- LISTED RECORDS -
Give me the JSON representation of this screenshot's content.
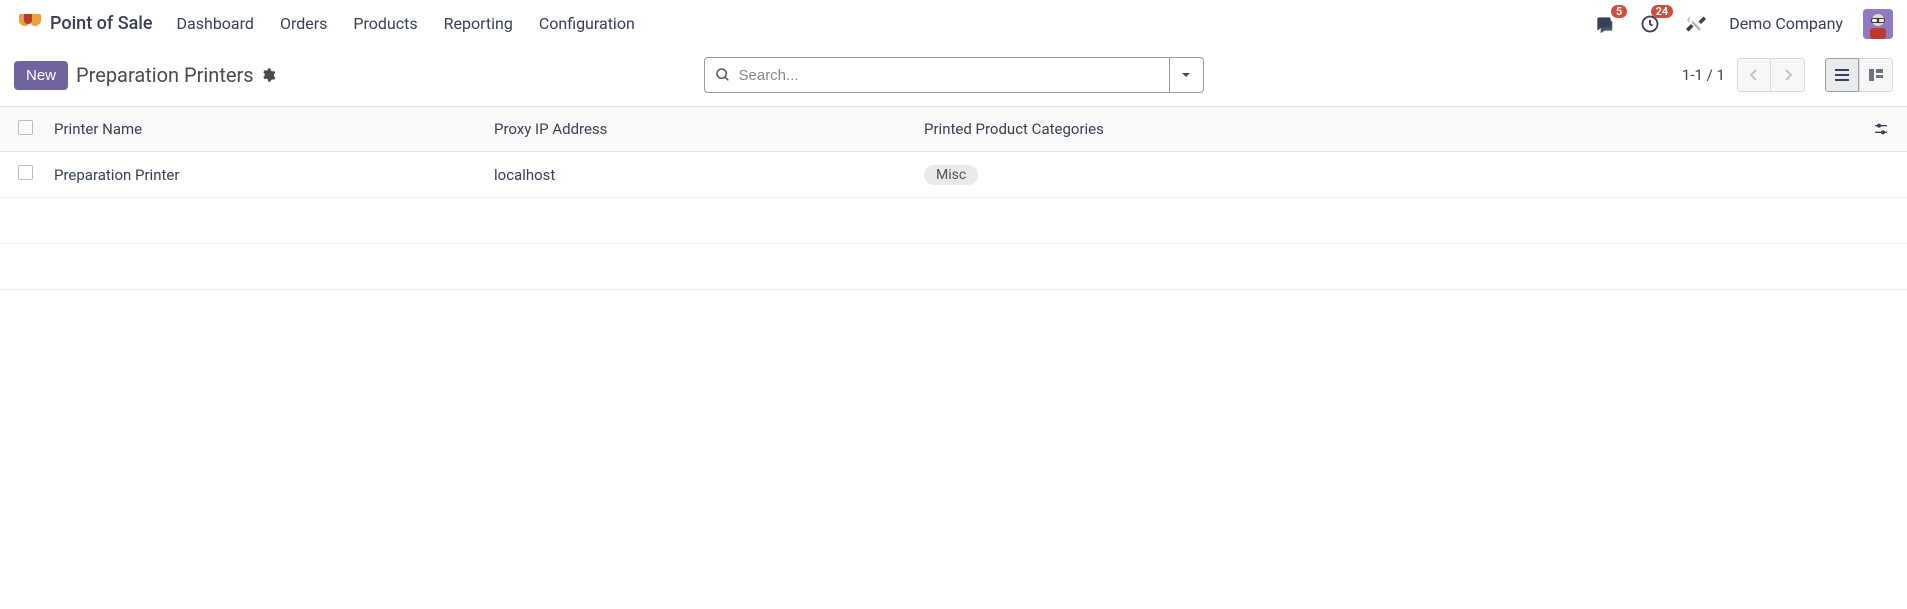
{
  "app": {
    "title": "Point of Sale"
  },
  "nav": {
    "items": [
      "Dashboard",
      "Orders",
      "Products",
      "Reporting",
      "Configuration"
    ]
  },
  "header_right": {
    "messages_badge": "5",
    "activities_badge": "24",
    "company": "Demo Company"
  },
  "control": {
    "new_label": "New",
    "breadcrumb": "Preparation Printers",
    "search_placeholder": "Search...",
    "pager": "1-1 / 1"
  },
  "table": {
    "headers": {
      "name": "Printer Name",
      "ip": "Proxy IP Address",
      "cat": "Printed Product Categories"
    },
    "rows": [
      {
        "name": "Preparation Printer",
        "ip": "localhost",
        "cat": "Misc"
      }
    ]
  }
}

- AIM -
Search the data above for the word "name", then gather each line in which it appears.

- SOLUTION FOR THIS TASK -
      "name": "Printer Name",
        "name": "Preparation Printer",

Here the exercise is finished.